Extracted records

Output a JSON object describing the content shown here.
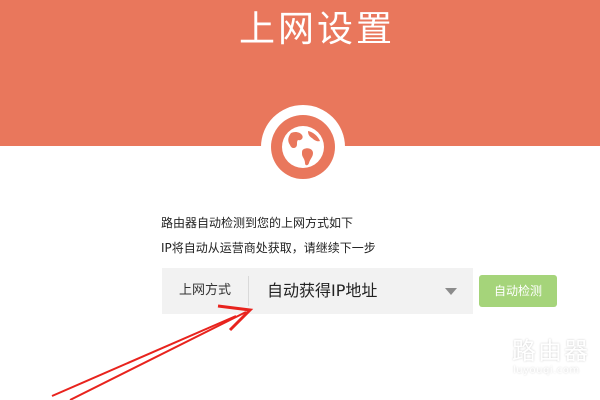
{
  "header": {
    "title": "上网设置",
    "background_color": "#e9775c",
    "globe_icon": "globe-icon"
  },
  "messages": {
    "line1": "路由器自动检测到您的上网方式如下",
    "line2": "IP将自动从运营商处获取，请继续下一步"
  },
  "connection": {
    "label": "上网方式",
    "selected": "自动获得IP地址",
    "dropdown_icon": "caret-down-icon"
  },
  "detect_button": {
    "label": "自动检测",
    "color": "#a5d47a"
  },
  "annotation": {
    "arrow_color": "#e8231d"
  },
  "watermark": {
    "text": "路由器",
    "domain": "luyouqi.com"
  }
}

> [What this task involves]:
Print out the lines exactly, skipping any picture.

> [Answer]:
Output a JSON object describing the content shown here.
{
  "header": {
    "title": "上网设置",
    "background_color": "#e9775c",
    "globe_icon": "globe-icon"
  },
  "messages": {
    "line1": "路由器自动检测到您的上网方式如下",
    "line2": "IP将自动从运营商处获取，请继续下一步"
  },
  "connection": {
    "label": "上网方式",
    "selected": "自动获得IP地址",
    "dropdown_icon": "caret-down-icon"
  },
  "detect_button": {
    "label": "自动检测",
    "color": "#a5d47a"
  },
  "annotation": {
    "arrow_color": "#e8231d"
  },
  "watermark": {
    "text": "路由器",
    "domain": "luyouqi.com"
  }
}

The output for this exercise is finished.